### WHAT TO DO
All of the data below must be repeated exactly.
Start INPUT DATA
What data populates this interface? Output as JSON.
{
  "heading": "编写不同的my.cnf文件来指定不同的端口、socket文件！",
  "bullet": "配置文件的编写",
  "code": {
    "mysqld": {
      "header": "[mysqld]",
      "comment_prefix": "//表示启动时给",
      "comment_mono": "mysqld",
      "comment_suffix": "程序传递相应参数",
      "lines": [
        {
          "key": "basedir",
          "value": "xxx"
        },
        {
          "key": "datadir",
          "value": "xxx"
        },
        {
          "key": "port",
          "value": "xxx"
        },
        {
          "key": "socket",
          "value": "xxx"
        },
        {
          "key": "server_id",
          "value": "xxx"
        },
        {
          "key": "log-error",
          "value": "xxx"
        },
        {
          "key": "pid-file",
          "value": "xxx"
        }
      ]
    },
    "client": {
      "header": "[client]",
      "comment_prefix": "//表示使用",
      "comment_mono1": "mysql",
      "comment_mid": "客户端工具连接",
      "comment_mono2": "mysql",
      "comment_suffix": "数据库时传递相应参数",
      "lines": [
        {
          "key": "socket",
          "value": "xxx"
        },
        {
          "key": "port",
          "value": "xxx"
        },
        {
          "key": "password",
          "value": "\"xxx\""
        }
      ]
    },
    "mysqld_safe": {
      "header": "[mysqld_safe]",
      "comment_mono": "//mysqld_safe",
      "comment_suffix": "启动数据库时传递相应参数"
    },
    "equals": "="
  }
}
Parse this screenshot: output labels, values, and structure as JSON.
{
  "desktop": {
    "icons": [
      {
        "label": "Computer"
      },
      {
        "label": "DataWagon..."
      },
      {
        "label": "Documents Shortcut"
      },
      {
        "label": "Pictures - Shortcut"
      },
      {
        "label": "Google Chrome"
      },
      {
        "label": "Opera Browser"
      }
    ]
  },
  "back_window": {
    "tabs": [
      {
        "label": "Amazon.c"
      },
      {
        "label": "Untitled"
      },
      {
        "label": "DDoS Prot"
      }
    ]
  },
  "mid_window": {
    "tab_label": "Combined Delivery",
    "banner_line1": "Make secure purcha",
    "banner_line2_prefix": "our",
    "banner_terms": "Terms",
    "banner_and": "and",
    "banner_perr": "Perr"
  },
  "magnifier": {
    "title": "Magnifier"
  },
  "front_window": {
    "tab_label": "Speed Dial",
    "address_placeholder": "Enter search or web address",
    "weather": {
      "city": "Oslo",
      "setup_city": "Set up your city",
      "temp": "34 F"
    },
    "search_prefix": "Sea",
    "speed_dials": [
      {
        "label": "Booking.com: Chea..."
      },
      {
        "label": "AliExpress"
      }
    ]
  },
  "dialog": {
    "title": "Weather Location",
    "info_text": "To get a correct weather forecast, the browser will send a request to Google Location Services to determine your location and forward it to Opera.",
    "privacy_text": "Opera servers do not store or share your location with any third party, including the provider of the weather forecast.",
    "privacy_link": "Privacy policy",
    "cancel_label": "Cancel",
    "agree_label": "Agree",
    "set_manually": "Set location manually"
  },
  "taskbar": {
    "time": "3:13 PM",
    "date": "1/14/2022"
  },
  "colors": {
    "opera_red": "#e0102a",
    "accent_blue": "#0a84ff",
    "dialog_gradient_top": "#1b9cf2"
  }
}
End INPUT DATA
### RESULT
What data populates this interface? Output as JSON.
{
  "heading": "编写不同的my.cnf文件来指定不同的端口、socket文件！",
  "bullet": "配置文件的编写",
  "code": {
    "mysqld": {
      "header": "[mysqld]",
      "comment_prefix": "//表示启动时给",
      "comment_mono": "mysqld",
      "comment_suffix": "程序传递相应参数",
      "lines": [
        {
          "key": "basedir",
          "value": "xxx"
        },
        {
          "key": "datadir",
          "value": "xxx"
        },
        {
          "key": "port",
          "value": "xxx"
        },
        {
          "key": "socket",
          "value": "xxx"
        },
        {
          "key": "server_id",
          "value": "xxx"
        },
        {
          "key": "log-error",
          "value": "xxx"
        },
        {
          "key": "pid-file",
          "value": "xxx"
        }
      ]
    },
    "client": {
      "header": "[client]",
      "comment_prefix": "//表示使用",
      "comment_mono1": "mysql",
      "comment_mid": "客户端工具连接",
      "comment_mono2": "mysql",
      "comment_suffix": "数据库时传递相应参数",
      "lines": [
        {
          "key": "socket",
          "value": "xxx"
        },
        {
          "key": "port",
          "value": "xxx"
        },
        {
          "key": "password",
          "value": "\"xxx\""
        }
      ]
    },
    "mysqld_safe": {
      "header": "[mysqld_safe]",
      "comment_mono": "//mysqld_safe",
      "comment_suffix": "启动数据库时传递相应参数"
    },
    "equals": "="
  }
}
Parse this screenshot: output labels, values, and structure as JSON.
{
  "desktop": {
    "icons": [
      {
        "label": "Computer"
      },
      {
        "label": "DataWagon..."
      },
      {
        "label": "Documents Shortcut"
      },
      {
        "label": "Pictures - Shortcut"
      },
      {
        "label": "Google Chrome"
      },
      {
        "label": "Opera Browser"
      }
    ]
  },
  "back_window": {
    "tabs": [
      {
        "label": "Amazon.c"
      },
      {
        "label": "Untitled"
      },
      {
        "label": "DDoS Prot"
      }
    ]
  },
  "mid_window": {
    "tab_label": "Combined Delivery",
    "banner_line1": "Make secure purcha",
    "banner_line2_prefix": "our",
    "banner_terms": "Terms",
    "banner_and": "and",
    "banner_perr": "Perr"
  },
  "magnifier": {
    "title": "Magnifier"
  },
  "front_window": {
    "tab_label": "Speed Dial",
    "address_placeholder": "Enter search or web address",
    "weather": {
      "city": "Oslo",
      "setup_city": "Set up your city",
      "temp": "34 F"
    },
    "search_prefix": "Sea",
    "speed_dials": [
      {
        "label": "Booking.com: Chea..."
      },
      {
        "label": "AliExpress"
      }
    ]
  },
  "dialog": {
    "title": "Weather Location",
    "info_text": "To get a correct weather forecast, the browser will send a request to Google Location Services to determine your location and forward it to Opera.",
    "privacy_text": "Opera servers do not store or share your location with any third party, including the provider of the weather forecast.",
    "privacy_link": "Privacy policy",
    "cancel_label": "Cancel",
    "agree_label": "Agree",
    "set_manually": "Set location manually"
  },
  "taskbar": {
    "time": "3:13 PM",
    "date": "1/14/2022"
  },
  "colors": {
    "opera_red": "#e0102a",
    "accent_blue": "#0a84ff",
    "dialog_gradient_top": "#1b9cf2"
  }
}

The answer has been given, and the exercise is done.